• Exercise objective: In the following material, identify every line holding the string "JSON" and return it.

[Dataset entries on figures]
+===+

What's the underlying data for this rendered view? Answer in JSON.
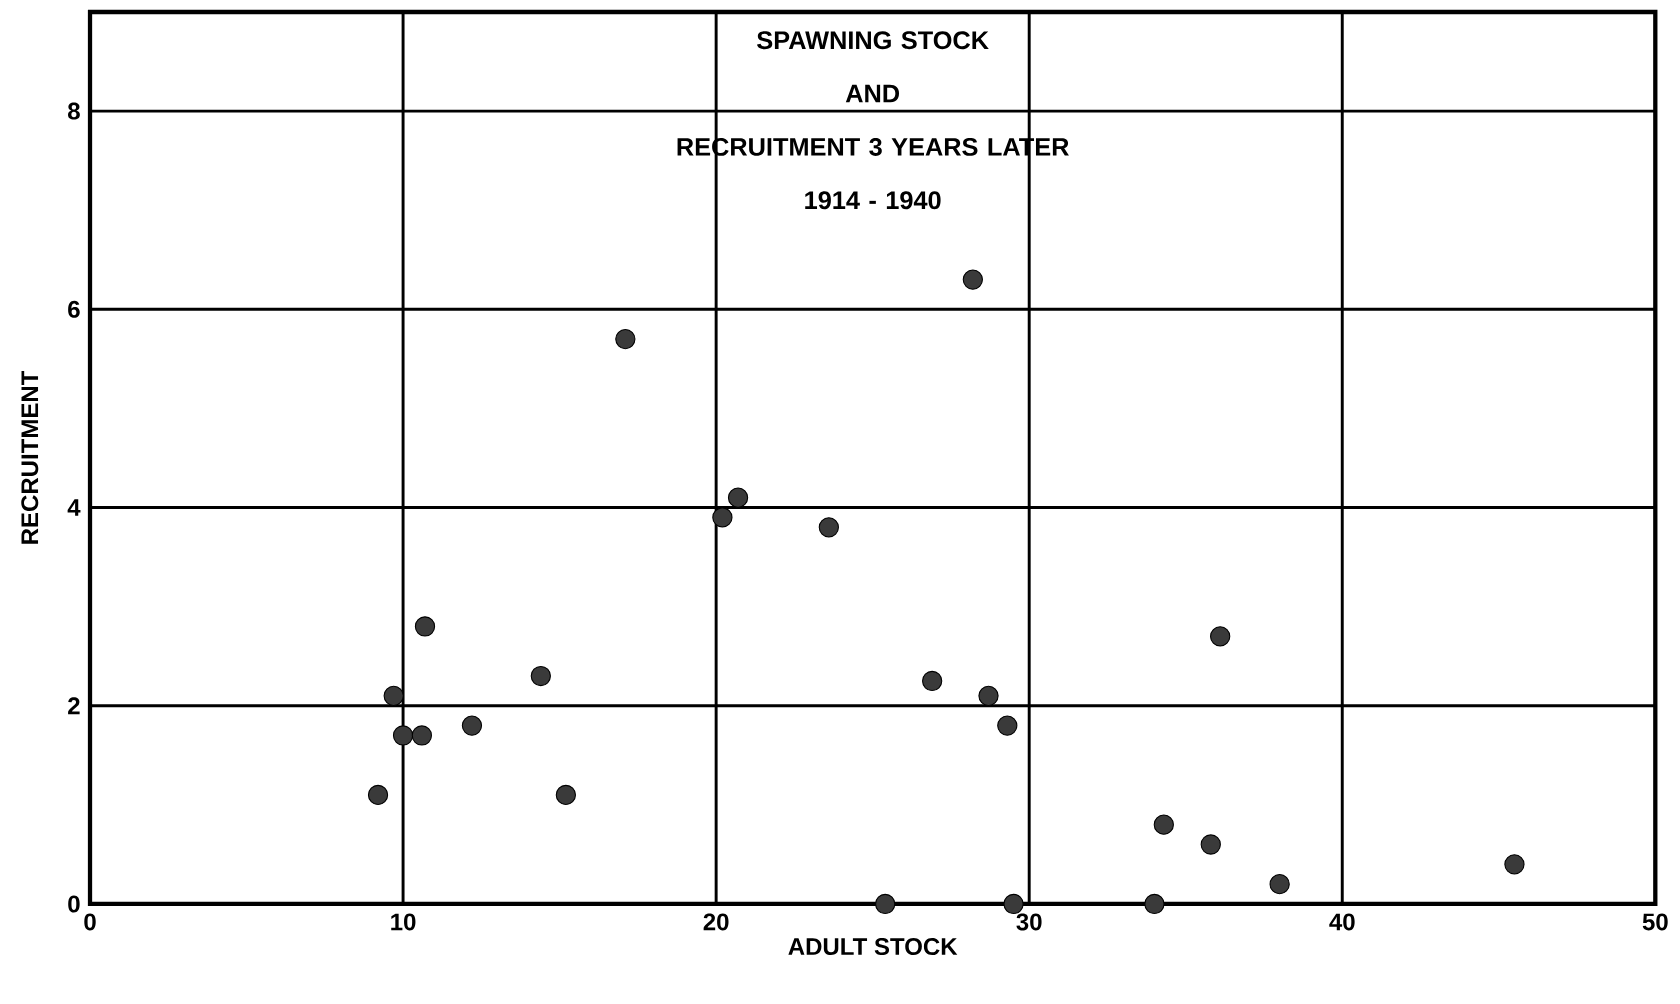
{
  "chart_data": {
    "type": "scatter",
    "title": "SPAWNING STOCK\nAND\nRECRUITMENT 3 YEARS LATER\n1914 - 1940",
    "xlabel": "ADULT    STOCK",
    "ylabel": "RECRUITMENT",
    "x": [
      9.2,
      9.7,
      10.0,
      10.6,
      10.7,
      12.2,
      14.4,
      15.2,
      17.1,
      20.2,
      20.7,
      23.6,
      25.4,
      26.9,
      28.2,
      28.7,
      29.3,
      29.5,
      34.0,
      34.3,
      35.8,
      36.1,
      38.0,
      45.5
    ],
    "values": [
      1.1,
      2.1,
      1.7,
      1.7,
      2.8,
      1.8,
      2.3,
      1.1,
      5.7,
      3.9,
      4.1,
      3.8,
      0,
      2.25,
      6.3,
      2.1,
      1.8,
      0,
      0,
      0.8,
      0.6,
      2.7,
      0.2,
      0.4
    ],
    "color": "#3a3a3a",
    "marker": "circle",
    "grid": true,
    "xlim": [
      0,
      50
    ],
    "xticks": [
      0,
      10,
      20,
      30,
      40,
      50
    ],
    "ylim": [
      0,
      9
    ],
    "yticks": [
      0,
      2,
      4,
      6,
      8
    ]
  }
}
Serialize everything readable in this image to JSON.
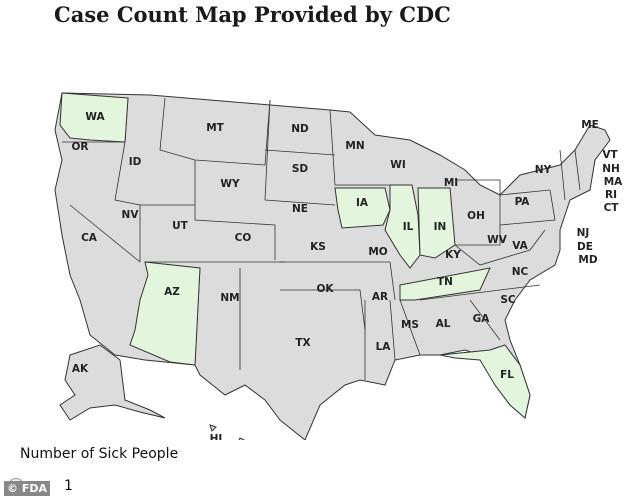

+===+

• Output below:
What's the underlying data for this rendered view? Answer in JSON.
Serialize everything readable in this image to JSON.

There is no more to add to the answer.